READING TEXT =>
-=-=-=-=-
I actually didn't mind Vulkan Lives, but I thought Deathfire was a complete dumpster fire of a novel. Kyme tried way too hard making Numenon a bad :censored:  by having him cake walk all his fights. We kept being told how dangerous DG were as foes, but they came off as complete noob scrubs getting floored so easy. The DG commander was hopeless, when he could have been way more threatening. Nocturne deus ex machina beating a superior DG force, instead of a hard fought battle really cheapened that victory for the Salamanders. The only character I liked was that High Chaplin on Nocturne, he was the real boss in the whole thing.  

yes, totally a ploy to badmouth a fictional character. worth investing years of his life and artistic passion towards that end. maybe the emperor hurt adb when he was a child. seems likely

 

Well obviously.

 

 

 

Huh? His Black Templars, Grey Knights, Space Wolves, Celestial Lions and Emperors Spears have all been fantastic. Or going back to Master of Mankind, he's the only author so far that has actually written a decent Blood Angel, his Corax, brief as he was, was awesome and devastating, and pitted against the odds as they were, his Ultramarines from Betrayer were decent characters. And then we have his Dark Angels which were just far beyond anyone elses.

 

It seems that just because of his Night Lords and Black Legion series, then The First Heretic and Betrayer everyone see's him as Chaos only or that he favours Chaos. When I'd argue he's almost written more loyalist or just as much.

 

So Dan Abnett is not the Imperial Guard guy?  McNeill is not the Ultramarines guy?  Wraight is not the Space Wolves and White Scars guy?  Thorpe is not the Dark Angels guy?  Kyme is not the Salamanders guy?   ADB is totally the Chaos guy mate.
-=-=-=-=-
PROVIDED DATA =>
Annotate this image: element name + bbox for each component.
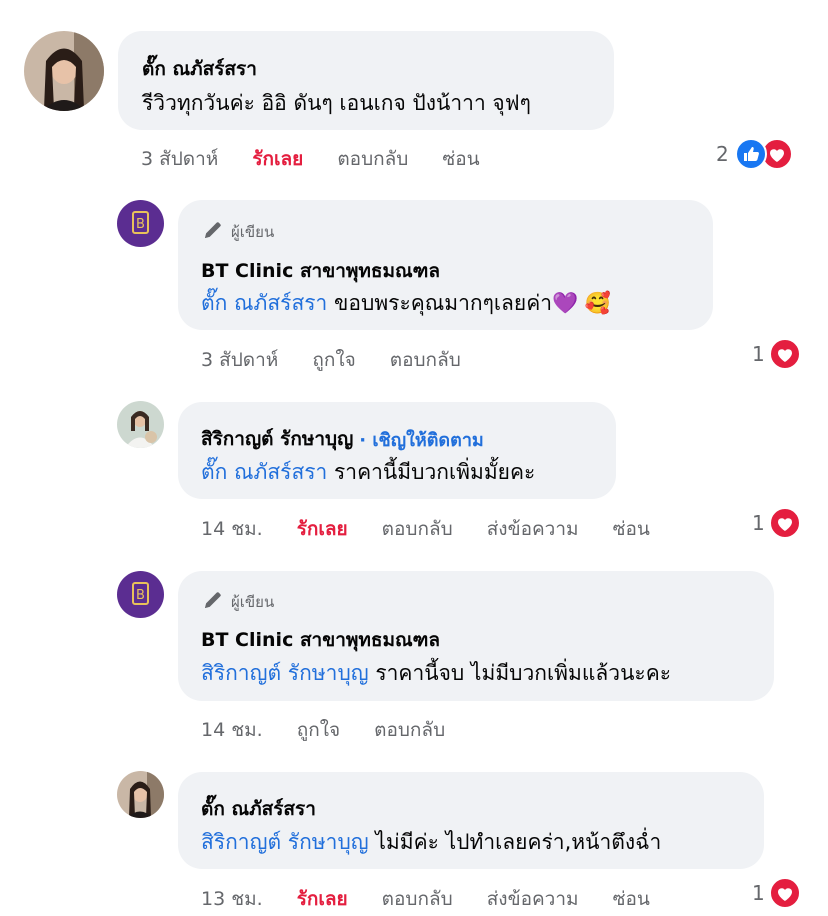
-=-=-=-=-
WRITTEN EXERCISE A => Update the forum thread on the novels: write the stretch from "It seems that" through "just as much." again, with "Night Lords" changed to "Iron Warriors".
WRITTEN EXERCISE B =>
Answer these questions using the forum thread on the novels:
(i) Which novel did the first poster say they didn't mind?
(ii) Which character in Deathfire was the only one the first poster liked?
(iii) In the last post, who is named as the Salamanders guy?
WRITTEN EXERCISE C =>
For each statement, say whether it agrees with the forum thread on the novels. Answer yes or no, and quote the words that decide it.
(i) The first poster found the DG commander very threatening.
(ii) One post calls the Ultramarines from Betrayer decent characters.
(iii) The last post pairs Thorpe with the Dark Angels.

WRITTEN RESPONSE A =>
It seems that just because of his Iron Warriors and Black Legion series, then The First Heretic and Betrayer everyone see's him as Chaos only or that he favours Chaos. When I'd argue he's almost written more loyalist or just as much.

WRITTEN RESPONSE B =>
(i) Vulkan Lives.
(ii) The High Chaplin on Nocturne.
(iii) Kyme.

WRITTEN RESPONSE C =>
(i) No: "The DG commander was hopeless, when he could have been way more threatening."
(ii) Yes: "his Ultramarines from Betrayer were decent characters"
(iii) Yes: "Thorpe is not the Dark Angels guy?"